#### Task statement
Copy each line that holds "число".
— START —
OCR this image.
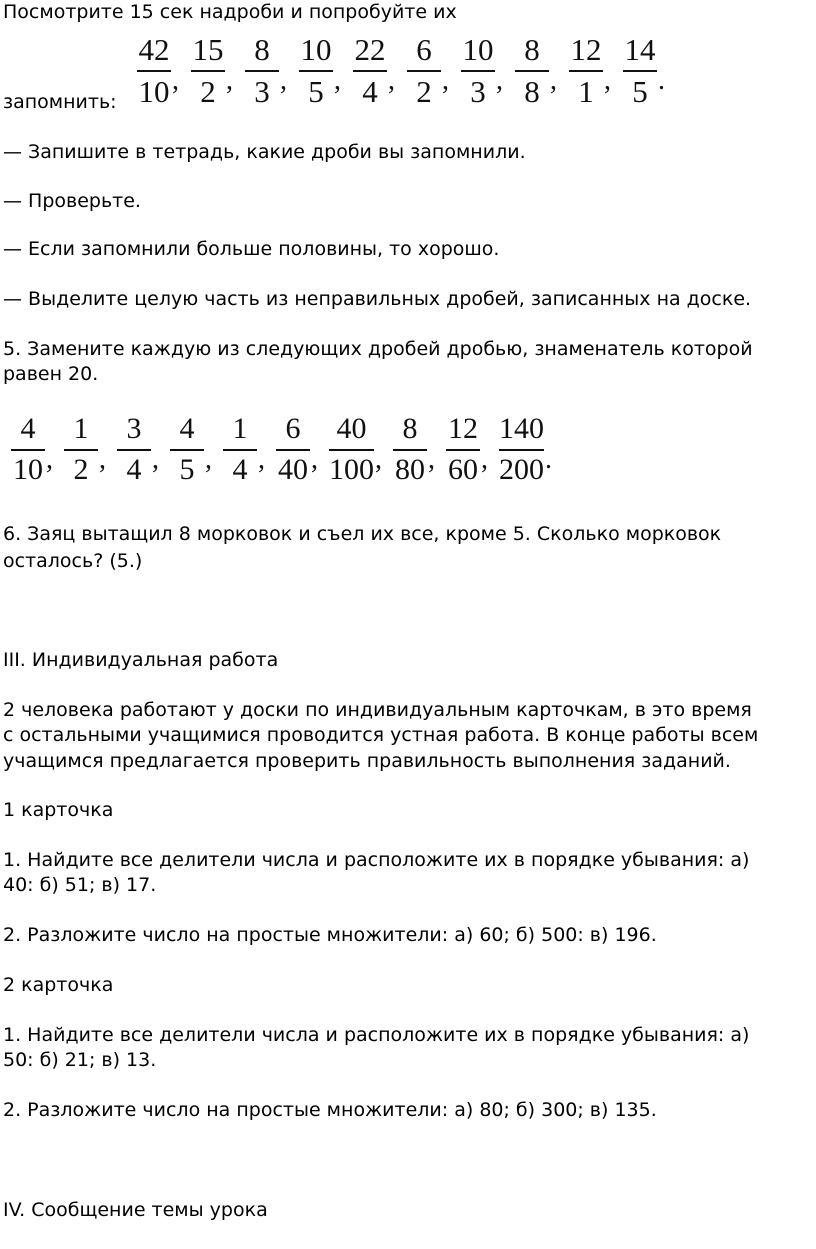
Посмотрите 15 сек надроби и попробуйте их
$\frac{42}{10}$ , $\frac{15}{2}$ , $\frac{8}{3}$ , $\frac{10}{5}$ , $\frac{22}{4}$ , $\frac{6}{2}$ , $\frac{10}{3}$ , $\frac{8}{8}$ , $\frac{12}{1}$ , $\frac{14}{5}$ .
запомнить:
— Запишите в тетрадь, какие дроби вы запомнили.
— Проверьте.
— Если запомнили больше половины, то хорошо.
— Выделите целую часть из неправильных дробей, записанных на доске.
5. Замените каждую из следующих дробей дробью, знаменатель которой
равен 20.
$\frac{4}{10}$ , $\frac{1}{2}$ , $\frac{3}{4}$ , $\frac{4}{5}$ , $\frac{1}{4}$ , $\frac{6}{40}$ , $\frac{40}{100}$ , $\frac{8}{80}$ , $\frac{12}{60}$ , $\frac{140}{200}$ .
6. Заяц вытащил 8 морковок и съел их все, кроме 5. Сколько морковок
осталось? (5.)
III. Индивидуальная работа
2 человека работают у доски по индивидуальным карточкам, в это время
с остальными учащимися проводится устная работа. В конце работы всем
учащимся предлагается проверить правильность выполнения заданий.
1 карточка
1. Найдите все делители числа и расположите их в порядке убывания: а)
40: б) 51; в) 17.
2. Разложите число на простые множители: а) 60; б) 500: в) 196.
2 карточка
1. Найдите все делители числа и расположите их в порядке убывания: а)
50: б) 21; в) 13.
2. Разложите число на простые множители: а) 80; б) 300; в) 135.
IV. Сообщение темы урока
— END —
— START —
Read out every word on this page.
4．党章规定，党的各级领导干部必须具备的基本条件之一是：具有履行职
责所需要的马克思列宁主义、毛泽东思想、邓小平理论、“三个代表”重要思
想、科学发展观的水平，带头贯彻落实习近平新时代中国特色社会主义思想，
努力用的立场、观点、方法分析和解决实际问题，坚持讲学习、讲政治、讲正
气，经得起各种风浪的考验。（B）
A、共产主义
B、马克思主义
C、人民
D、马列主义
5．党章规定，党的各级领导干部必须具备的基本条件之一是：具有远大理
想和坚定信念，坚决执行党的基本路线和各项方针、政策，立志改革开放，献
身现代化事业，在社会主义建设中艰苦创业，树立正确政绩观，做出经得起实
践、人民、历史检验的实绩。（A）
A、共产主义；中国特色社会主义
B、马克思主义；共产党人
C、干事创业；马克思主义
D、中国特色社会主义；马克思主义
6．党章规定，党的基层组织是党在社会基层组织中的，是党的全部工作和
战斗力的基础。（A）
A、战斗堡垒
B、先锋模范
— END —
#### Final answer
2. Разложите число на простые множители: а) 60; б) 500: в) 196.
2. Разложите число на простые множители: а) 80; б) 300; в) 135.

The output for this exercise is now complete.